+++ Input +++
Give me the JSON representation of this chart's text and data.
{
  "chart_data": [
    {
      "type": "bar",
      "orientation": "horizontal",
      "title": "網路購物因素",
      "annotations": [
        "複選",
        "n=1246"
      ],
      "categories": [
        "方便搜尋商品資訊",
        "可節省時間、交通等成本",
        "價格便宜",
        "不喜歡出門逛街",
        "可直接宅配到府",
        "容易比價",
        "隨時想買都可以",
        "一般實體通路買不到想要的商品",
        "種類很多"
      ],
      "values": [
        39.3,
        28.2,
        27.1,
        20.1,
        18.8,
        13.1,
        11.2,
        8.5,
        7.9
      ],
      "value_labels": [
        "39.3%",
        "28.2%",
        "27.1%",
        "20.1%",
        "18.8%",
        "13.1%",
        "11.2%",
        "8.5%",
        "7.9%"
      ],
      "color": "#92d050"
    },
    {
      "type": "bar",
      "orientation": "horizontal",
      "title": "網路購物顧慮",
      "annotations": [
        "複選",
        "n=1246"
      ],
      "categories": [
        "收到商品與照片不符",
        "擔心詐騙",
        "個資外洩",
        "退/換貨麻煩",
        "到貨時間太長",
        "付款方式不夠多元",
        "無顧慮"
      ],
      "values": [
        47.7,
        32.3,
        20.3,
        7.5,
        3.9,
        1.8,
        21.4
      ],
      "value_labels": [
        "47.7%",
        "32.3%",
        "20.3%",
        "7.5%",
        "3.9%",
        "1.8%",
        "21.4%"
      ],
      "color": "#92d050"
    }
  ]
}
+++
■ Challenge
All of the material above needs to be retyped word for word.

■ Expected answer
Give me the JSON representation of this chart's text and data.
{
  "chart_data": [
    {
      "type": "bar",
      "orientation": "horizontal",
      "title": "網路購物因素",
      "annotations": [
        "複選",
        "n=1246"
      ],
      "categories": [
        "方便搜尋商品資訊",
        "可節省時間、交通等成本",
        "價格便宜",
        "不喜歡出門逛街",
        "可直接宅配到府",
        "容易比價",
        "隨時想買都可以",
        "一般實體通路買不到想要的商品",
        "種類很多"
      ],
      "values": [
        39.3,
        28.2,
        27.1,
        20.1,
        18.8,
        13.1,
        11.2,
        8.5,
        7.9
      ],
      "value_labels": [
        "39.3%",
        "28.2%",
        "27.1%",
        "20.1%",
        "18.8%",
        "13.1%",
        "11.2%",
        "8.5%",
        "7.9%"
      ],
      "color": "#92d050"
    },
    {
      "type": "bar",
      "orientation": "horizontal",
      "title": "網路購物顧慮",
      "annotations": [
        "複選",
        "n=1246"
      ],
      "categories": [
        "收到商品與照片不符",
        "擔心詐騙",
        "個資外洩",
        "退/換貨麻煩",
        "到貨時間太長",
        "付款方式不夠多元",
        "無顧慮"
      ],
      "values": [
        47.7,
        32.3,
        20.3,
        7.5,
        3.9,
        1.8,
        21.4
      ],
      "value_labels": [
        "47.7%",
        "32.3%",
        "20.3%",
        "7.5%",
        "3.9%",
        "1.8%",
        "21.4%"
      ],
      "color": "#92d050"
    }
  ]
}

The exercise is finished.